• Problem to solve:
Go through the records underneath and count the lines that include the string "Buscar". Give nothing but the number.

## BEGIN Given records

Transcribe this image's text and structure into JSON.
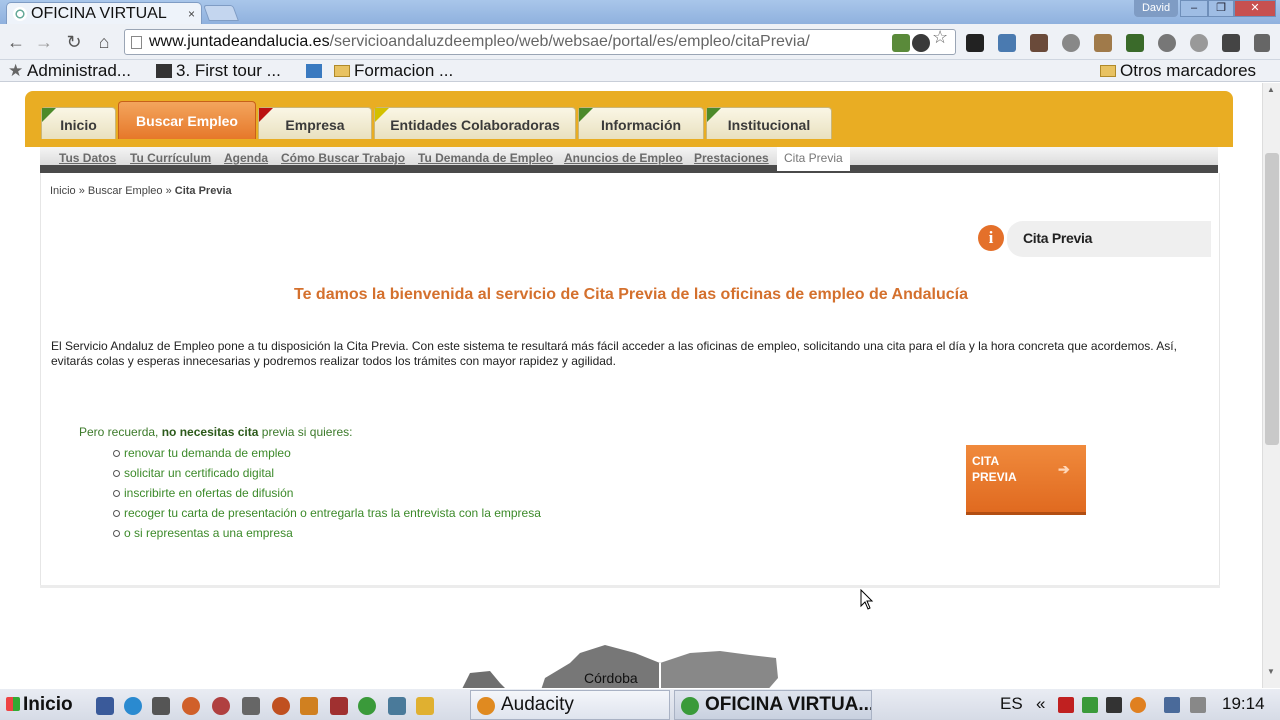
{
  "browser": {
    "tab_title": "OFICINA VIRTUAL",
    "tab_close": "×",
    "user": "David",
    "window_controls": [
      "–",
      "❐",
      "✕"
    ],
    "url_host": "www.juntadeandalucia.es",
    "url_path": "/servicioandaluzdeempleo/web/websae/portal/es/empleo/citaPrevia/",
    "nav_icons": [
      "back-icon",
      "forward-icon",
      "reload-icon",
      "home-icon"
    ],
    "bookmarks": [
      "Administrad...",
      "3. First tour ...",
      "Formacion ..."
    ],
    "other_bookmarks": "Otros marcadores"
  },
  "site": {
    "main_tabs": [
      "Inicio",
      "Buscar Empleo",
      "Empresa",
      "Entidades Colaboradoras",
      "Información",
      "Institucional"
    ],
    "sub_nav": [
      "Tus Datos",
      "Tu Currículum",
      "Agenda",
      "Cómo Buscar Trabajo",
      "Tu Demanda de Empleo",
      "Anuncios de Empleo",
      "Prestaciones",
      "Cita Previa"
    ],
    "breadcrumb": {
      "inicio": "Inicio",
      "sep1": " » ",
      "buscar": "Buscar Empleo",
      "sep2": " » ",
      "current": "Cita Previa"
    },
    "info_icon": "i",
    "info_title": "Cita Previa",
    "welcome": "Te damos la bienvenida al servicio de Cita Previa de las oficinas de empleo de Andalucía",
    "intro": "El Servicio Andaluz de Empleo pone a tu disposición la Cita Previa. Con este sistema te resultará más fácil acceder a las oficinas de empleo, solicitando una cita para el día y la hora concreta que acordemos. Así, evitarás colas y esperas innecesarias y podremos realizar todos los trámites con mayor rapidez y agilidad.",
    "recuerda_pre": "Pero recuerda, ",
    "recuerda_bold": "no necesitas cita",
    "recuerda_post": " previa si quieres:",
    "list": [
      "renovar tu demanda de empleo",
      "solicitar un certificado digital",
      "inscribirte en ofertas de difusión",
      "recoger tu carta de presentación o entregarla tras la entrevista con la empresa",
      "o si representas a una empresa"
    ],
    "cita_button": [
      "CITA",
      "PREVIA"
    ],
    "cita_arrow": "➔",
    "map_label": "Córdoba"
  },
  "taskbar": {
    "start": "Inicio",
    "windows": [
      "Audacity",
      "OFICINA VIRTUA..."
    ],
    "lang": "ES",
    "tray_chevron": "«",
    "clock": "19:14"
  },
  "colors": {
    "accent_orange": "#e9ad23",
    "active_tab": "#e6782a",
    "heading": "#d4702d",
    "list_green": "#3c8a2a"
  }
}
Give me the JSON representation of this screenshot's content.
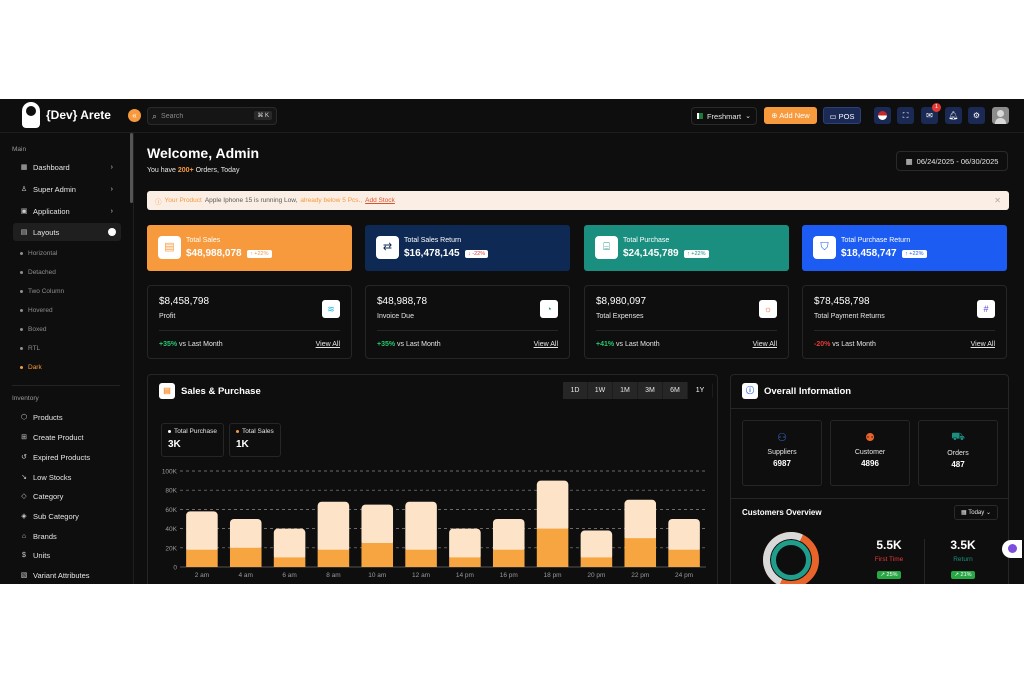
{
  "brand": {
    "name": "{Dev} Arete"
  },
  "header": {
    "collapse_glyph": "«",
    "search_placeholder": "Search",
    "search_shortcut": "⌘ K",
    "store": "Freshmart",
    "add_new": "Add New",
    "pos": "POS",
    "mail_badge": "1"
  },
  "sidebar": {
    "main_label": "Main",
    "items": [
      "Dashboard",
      "Super Admin",
      "Application",
      "Layouts"
    ],
    "layouts": [
      "Horizontal",
      "Detached",
      "Two Column",
      "Hovered",
      "Boxed",
      "RTL",
      "Dark"
    ],
    "inventory_label": "Inventory",
    "inventory": [
      "Products",
      "Create Product",
      "Expired Products",
      "Low Stocks",
      "Category",
      "Sub Category",
      "Brands",
      "Units",
      "Variant Attributes"
    ]
  },
  "welcome": {
    "title": "Welcome, Admin",
    "sub_pre": "You have ",
    "sub_count": "200+",
    "sub_post": " Orders, Today",
    "date_range": "06/24/2025 - 06/30/2025"
  },
  "alert": {
    "pre": "Your Product ",
    "product": "Apple Iphone 15 is running Low,",
    "post": " already below 5 Pcs.,",
    "link": "Add Stock"
  },
  "stats": [
    {
      "label": "Total Sales",
      "value": "$48,988,078",
      "change": "↑ +22%",
      "bg": "#f79a3e",
      "change_color": "#f79a3e",
      "icon": "file-icon"
    },
    {
      "label": "Total Sales Return",
      "value": "$16,478,145",
      "change": "↓ -22%",
      "bg": "#0e2a54",
      "change_color": "#e53935",
      "icon": "swap-icon"
    },
    {
      "label": "Total Purchase",
      "value": "$24,145,789",
      "change": "↑ +22%",
      "bg": "#1b8f7f",
      "change_color": "#1b8f7f",
      "icon": "gift-icon"
    },
    {
      "label": "Total Purchase Return",
      "value": "$18,458,747",
      "change": "↑ +22%",
      "bg": "#1d5cf2",
      "change_color": "#1d5cf2",
      "icon": "shield-icon"
    }
  ],
  "cards": [
    {
      "value": "$8,458,798",
      "label": "Profit",
      "pct": "+35%",
      "pct_color": "#28c76f",
      "suffix": " vs Last Month",
      "link": "View All",
      "icon_color": "#1fb6e0"
    },
    {
      "value": "$48,988,78",
      "label": "Invoice Due",
      "pct": "+35%",
      "pct_color": "#28c76f",
      "suffix": " vs Last Month",
      "link": "View All",
      "icon_color": "#1b8f7f"
    },
    {
      "value": "$8,980,097",
      "label": "Total Expenses",
      "pct": "+41%",
      "pct_color": "#28c76f",
      "suffix": " vs Last Month",
      "link": "View All",
      "icon_color": "#e8642a"
    },
    {
      "value": "$78,458,798",
      "label": "Total Payment Returns",
      "pct": "-20%",
      "pct_color": "#e53935",
      "suffix": " vs Last Month",
      "link": "View All",
      "icon_color": "#5b47d8"
    }
  ],
  "sales_panel": {
    "title": "Sales & Purchase",
    "ranges": [
      "1D",
      "1W",
      "1M",
      "3M",
      "6M",
      "1Y"
    ],
    "active_range": "1Y",
    "legend": [
      {
        "label": "Total Purchase",
        "value": "3K",
        "color": "#ffffff"
      },
      {
        "label": "Total Sales",
        "value": "1K",
        "color": "#f79a3e"
      }
    ]
  },
  "chart_data": {
    "type": "bar",
    "stacked": true,
    "categories": [
      "2 am",
      "4 am",
      "6 am",
      "8 am",
      "10 am",
      "12 am",
      "14 pm",
      "16 pm",
      "18 pm",
      "20 pm",
      "22 pm",
      "24 pm"
    ],
    "series": [
      {
        "name": "Total Sales",
        "values": [
          18,
          20,
          10,
          18,
          25,
          18,
          10,
          18,
          40,
          10,
          30,
          18
        ],
        "color": "#f7a540"
      },
      {
        "name": "Total Purchase",
        "values": [
          40,
          30,
          30,
          50,
          40,
          50,
          30,
          32,
          50,
          28,
          40,
          32
        ],
        "color": "#fde3c8"
      }
    ],
    "yticks": [
      "0",
      "20K",
      "40K",
      "60K",
      "80K",
      "100K"
    ],
    "ylim": [
      0,
      100
    ],
    "grid": true
  },
  "overall": {
    "title": "Overall Information",
    "items": [
      {
        "label": "Suppliers",
        "value": "6987",
        "color": "#3b6be0",
        "icon": "users-icon"
      },
      {
        "label": "Customer",
        "value": "4896",
        "color": "#e8642a",
        "icon": "customers-icon"
      },
      {
        "label": "Orders",
        "value": "487",
        "color": "#1b8f7f",
        "icon": "cart-icon"
      }
    ],
    "customers_title": "Customers Overview",
    "period": "Today",
    "first_value": "5.5K",
    "first_label": "First Time",
    "first_pct": "↗ 25%",
    "return_value": "3.5K",
    "return_label": "Return",
    "return_pct": "↗ 21%",
    "first_color": "#e53935",
    "return_color": "#1b8f7f"
  }
}
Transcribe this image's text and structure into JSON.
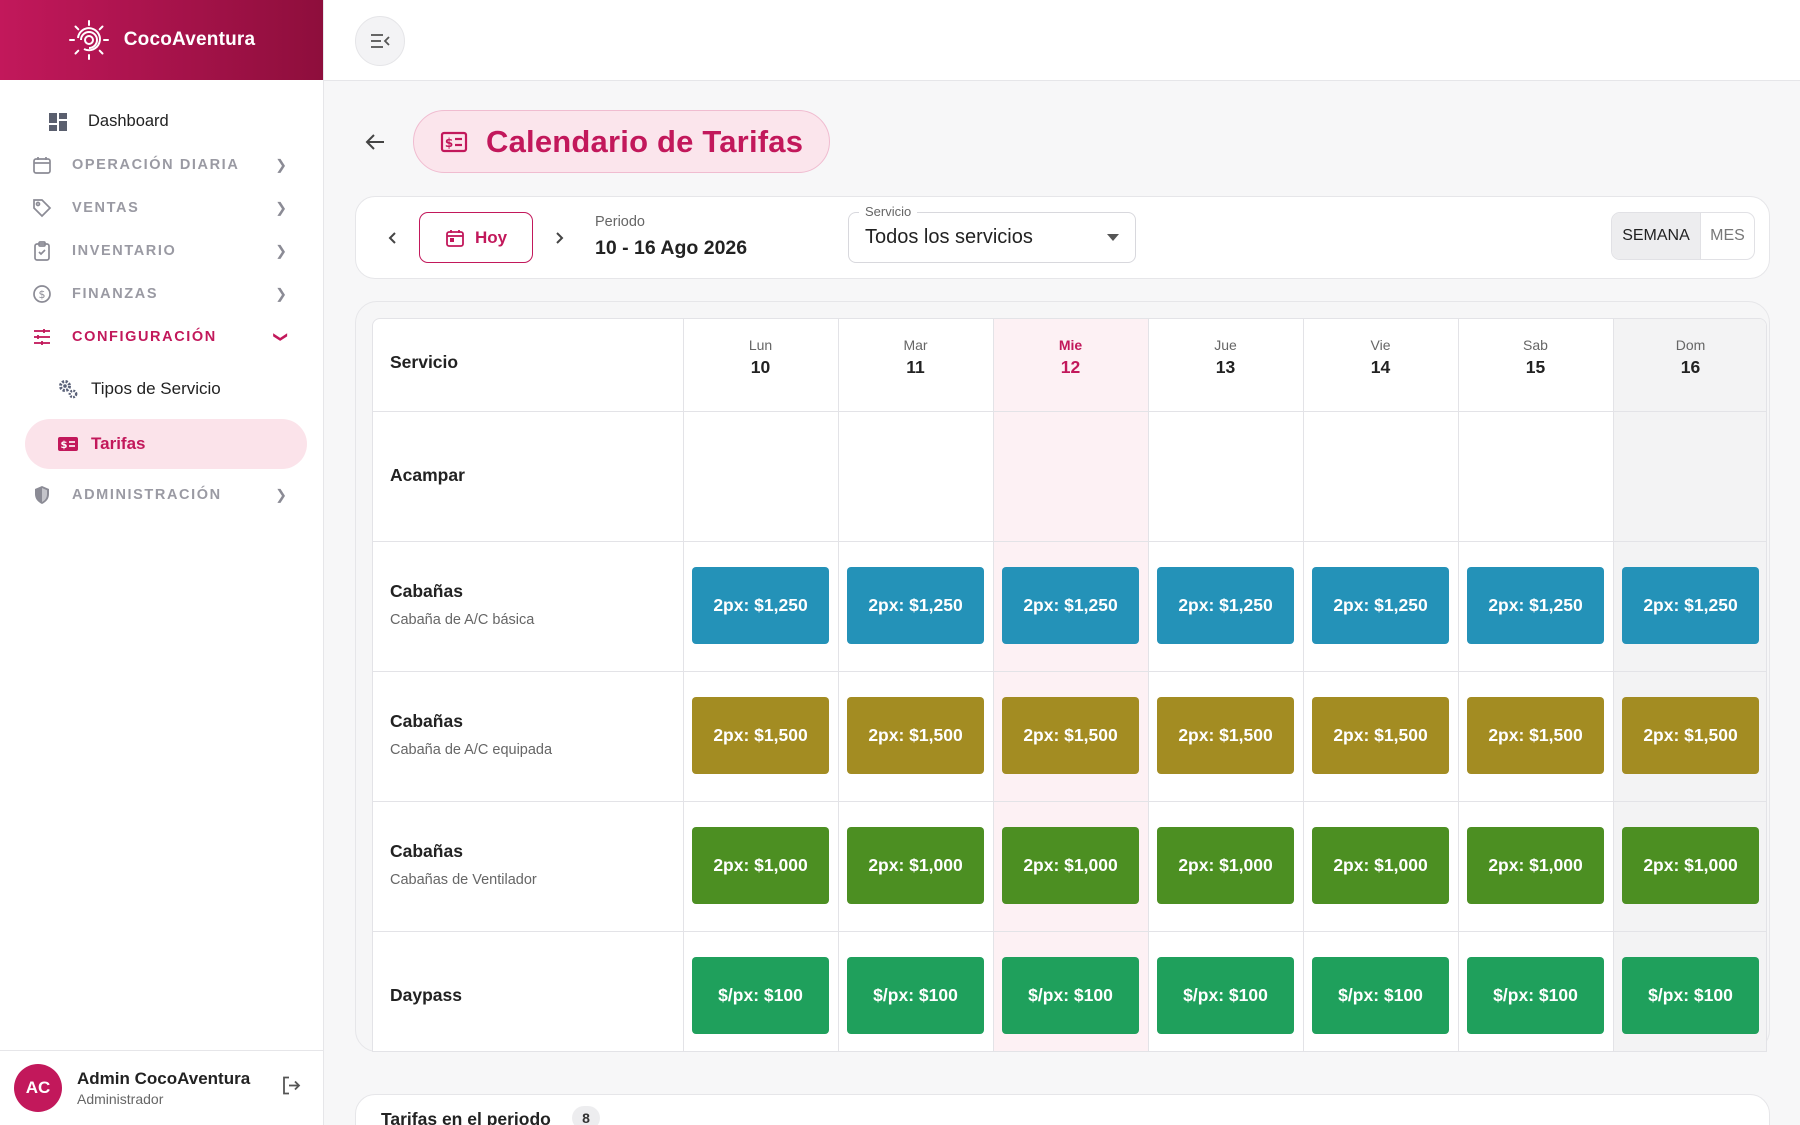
{
  "app": {
    "name": "CocoAventura"
  },
  "sidebar": {
    "items": [
      {
        "label": "Dashboard",
        "icon": "dashboard-icon"
      },
      {
        "label": "OPERACIÓN DIARIA",
        "icon": "calendar-icon"
      },
      {
        "label": "VENTAS",
        "icon": "tag-icon"
      },
      {
        "label": "INVENTARIO",
        "icon": "clipboard-icon"
      },
      {
        "label": "FINANZAS",
        "icon": "dollar-circle-icon"
      },
      {
        "label": "CONFIGURACIÓN",
        "icon": "sliders-icon",
        "expanded": true
      },
      {
        "label": "ADMINISTRACIÓN",
        "icon": "shield-icon"
      }
    ],
    "sub_items": [
      {
        "label": "Tipos de Servicio",
        "icon": "gears-icon"
      },
      {
        "label": "Tarifas",
        "icon": "rate-card-icon",
        "active": true
      }
    ]
  },
  "user": {
    "initials": "AC",
    "name": "Admin CocoAventura",
    "role": "Administrador"
  },
  "page": {
    "title": "Calendario de Tarifas"
  },
  "toolbar": {
    "today_label": "Hoy",
    "period_label": "Periodo",
    "period_value": "10 - 16 Ago 2026",
    "service_label": "Servicio",
    "service_value": "Todos los servicios",
    "view_week": "SEMANA",
    "view_month": "MES",
    "active_view": "SEMANA"
  },
  "calendar": {
    "service_header": "Servicio",
    "days": [
      {
        "name": "Lun",
        "date": "10"
      },
      {
        "name": "Mar",
        "date": "11"
      },
      {
        "name": "Mie",
        "date": "12",
        "today": true
      },
      {
        "name": "Jue",
        "date": "13"
      },
      {
        "name": "Vie",
        "date": "14"
      },
      {
        "name": "Sab",
        "date": "15"
      },
      {
        "name": "Dom",
        "date": "16"
      }
    ],
    "rows": [
      {
        "name": "Acampar",
        "subtitle": "",
        "rate": "",
        "color": ""
      },
      {
        "name": "Cabañas",
        "subtitle": "Cabaña de A/C básica",
        "rate": "2px: $1,250",
        "color": "#2492b8"
      },
      {
        "name": "Cabañas",
        "subtitle": "Cabaña de A/C equipada",
        "rate": "2px: $1,500",
        "color": "#a38c22"
      },
      {
        "name": "Cabañas",
        "subtitle": "Cabañas de Ventilador",
        "rate": "2px: $1,000",
        "color": "#4c8f22"
      },
      {
        "name": "Daypass",
        "subtitle": "",
        "rate": "$/px: $100",
        "color": "#1fa05c"
      }
    ]
  },
  "summary": {
    "title": "Tarifas en el periodo",
    "count": "8"
  },
  "colors": {
    "brand": "#c2185b",
    "brand_dark": "#8e0e3c"
  }
}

## END Given records

• Finished task:
3